(Records from a dataset)
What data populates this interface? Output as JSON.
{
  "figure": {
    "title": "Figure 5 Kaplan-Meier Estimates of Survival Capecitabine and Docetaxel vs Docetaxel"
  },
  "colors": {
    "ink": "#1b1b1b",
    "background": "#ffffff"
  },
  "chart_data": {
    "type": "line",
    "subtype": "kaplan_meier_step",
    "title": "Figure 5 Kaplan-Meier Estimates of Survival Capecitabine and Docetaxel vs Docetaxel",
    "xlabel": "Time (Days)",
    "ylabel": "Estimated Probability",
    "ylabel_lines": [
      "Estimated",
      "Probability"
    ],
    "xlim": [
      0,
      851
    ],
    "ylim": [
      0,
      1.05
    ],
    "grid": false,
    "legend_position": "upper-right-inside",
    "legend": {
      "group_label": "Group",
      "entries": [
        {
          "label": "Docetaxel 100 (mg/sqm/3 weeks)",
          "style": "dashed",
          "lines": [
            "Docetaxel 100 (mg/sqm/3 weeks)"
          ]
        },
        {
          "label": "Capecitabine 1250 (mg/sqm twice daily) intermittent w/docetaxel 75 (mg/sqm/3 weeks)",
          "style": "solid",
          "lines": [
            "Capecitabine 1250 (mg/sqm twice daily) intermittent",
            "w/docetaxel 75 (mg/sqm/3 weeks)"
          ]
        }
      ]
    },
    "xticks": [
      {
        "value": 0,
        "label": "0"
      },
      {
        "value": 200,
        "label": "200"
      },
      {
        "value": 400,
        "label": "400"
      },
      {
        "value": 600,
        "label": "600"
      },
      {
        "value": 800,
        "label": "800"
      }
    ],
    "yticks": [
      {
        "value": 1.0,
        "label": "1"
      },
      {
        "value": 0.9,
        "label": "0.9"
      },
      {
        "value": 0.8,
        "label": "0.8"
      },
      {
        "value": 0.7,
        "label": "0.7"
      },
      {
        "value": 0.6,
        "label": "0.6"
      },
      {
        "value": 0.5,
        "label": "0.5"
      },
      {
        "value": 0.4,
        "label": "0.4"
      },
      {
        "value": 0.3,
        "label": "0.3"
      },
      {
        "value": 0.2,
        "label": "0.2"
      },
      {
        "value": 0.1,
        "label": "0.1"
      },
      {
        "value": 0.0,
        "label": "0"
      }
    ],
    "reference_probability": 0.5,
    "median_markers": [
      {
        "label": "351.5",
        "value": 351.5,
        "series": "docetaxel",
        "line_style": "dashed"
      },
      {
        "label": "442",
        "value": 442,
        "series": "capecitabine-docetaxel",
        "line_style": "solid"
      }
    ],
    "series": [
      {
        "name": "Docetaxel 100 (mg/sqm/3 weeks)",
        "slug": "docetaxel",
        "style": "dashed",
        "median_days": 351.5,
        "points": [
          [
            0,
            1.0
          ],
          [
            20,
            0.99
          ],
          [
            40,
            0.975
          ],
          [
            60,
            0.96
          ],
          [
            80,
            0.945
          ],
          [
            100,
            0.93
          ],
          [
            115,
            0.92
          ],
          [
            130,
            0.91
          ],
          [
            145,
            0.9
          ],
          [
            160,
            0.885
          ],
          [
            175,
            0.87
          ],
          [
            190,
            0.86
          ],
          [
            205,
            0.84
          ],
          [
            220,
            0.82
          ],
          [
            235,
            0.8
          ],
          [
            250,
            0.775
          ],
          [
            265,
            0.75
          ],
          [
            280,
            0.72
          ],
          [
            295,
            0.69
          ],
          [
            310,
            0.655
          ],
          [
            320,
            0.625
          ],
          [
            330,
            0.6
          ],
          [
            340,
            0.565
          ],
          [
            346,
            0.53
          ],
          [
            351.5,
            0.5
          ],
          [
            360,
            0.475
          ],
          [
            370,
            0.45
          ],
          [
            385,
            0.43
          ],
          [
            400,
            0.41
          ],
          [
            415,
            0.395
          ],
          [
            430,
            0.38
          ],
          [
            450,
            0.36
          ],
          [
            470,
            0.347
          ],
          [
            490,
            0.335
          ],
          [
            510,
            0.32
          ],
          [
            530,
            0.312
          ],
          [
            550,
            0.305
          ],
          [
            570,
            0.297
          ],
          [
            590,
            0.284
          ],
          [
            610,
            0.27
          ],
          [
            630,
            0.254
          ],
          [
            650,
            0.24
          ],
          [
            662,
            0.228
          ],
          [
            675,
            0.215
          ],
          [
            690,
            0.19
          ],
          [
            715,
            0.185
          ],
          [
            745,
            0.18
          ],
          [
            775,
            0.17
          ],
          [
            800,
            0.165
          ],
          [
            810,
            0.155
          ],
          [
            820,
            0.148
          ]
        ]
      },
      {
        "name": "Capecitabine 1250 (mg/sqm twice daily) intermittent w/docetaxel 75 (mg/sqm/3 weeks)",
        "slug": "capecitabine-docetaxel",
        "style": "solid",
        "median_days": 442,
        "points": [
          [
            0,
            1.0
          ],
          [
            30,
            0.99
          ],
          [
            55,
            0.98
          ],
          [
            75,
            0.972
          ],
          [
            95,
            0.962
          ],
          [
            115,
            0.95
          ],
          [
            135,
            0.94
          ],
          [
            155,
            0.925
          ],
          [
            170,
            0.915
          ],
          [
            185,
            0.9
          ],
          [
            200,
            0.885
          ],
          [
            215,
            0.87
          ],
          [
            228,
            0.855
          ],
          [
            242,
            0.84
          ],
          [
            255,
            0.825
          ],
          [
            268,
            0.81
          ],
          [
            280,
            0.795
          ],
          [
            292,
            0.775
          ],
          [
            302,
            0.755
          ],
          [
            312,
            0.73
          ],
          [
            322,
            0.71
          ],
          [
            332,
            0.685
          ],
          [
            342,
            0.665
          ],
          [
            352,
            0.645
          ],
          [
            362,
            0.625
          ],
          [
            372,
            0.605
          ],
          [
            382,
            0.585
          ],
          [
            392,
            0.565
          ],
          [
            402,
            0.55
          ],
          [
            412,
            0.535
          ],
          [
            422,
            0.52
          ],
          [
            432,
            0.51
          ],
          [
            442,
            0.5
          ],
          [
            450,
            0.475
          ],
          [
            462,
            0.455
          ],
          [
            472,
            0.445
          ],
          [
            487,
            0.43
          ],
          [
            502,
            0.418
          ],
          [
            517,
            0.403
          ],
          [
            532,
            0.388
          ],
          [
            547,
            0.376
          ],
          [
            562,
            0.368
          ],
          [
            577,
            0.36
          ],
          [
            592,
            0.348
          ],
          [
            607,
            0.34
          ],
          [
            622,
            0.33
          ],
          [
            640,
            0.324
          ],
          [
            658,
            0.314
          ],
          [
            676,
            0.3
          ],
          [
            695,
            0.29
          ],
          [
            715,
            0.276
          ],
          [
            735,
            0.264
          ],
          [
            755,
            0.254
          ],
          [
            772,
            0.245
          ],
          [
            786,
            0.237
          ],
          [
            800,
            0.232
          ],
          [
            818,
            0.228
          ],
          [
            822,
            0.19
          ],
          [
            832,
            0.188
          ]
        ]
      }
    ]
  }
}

▸ **What this task involves**
Go through the material and select each line with the string "Estimated" in it.

▸ **Written solution**
    "ylabel": "Estimated Probability",
      "Estimated",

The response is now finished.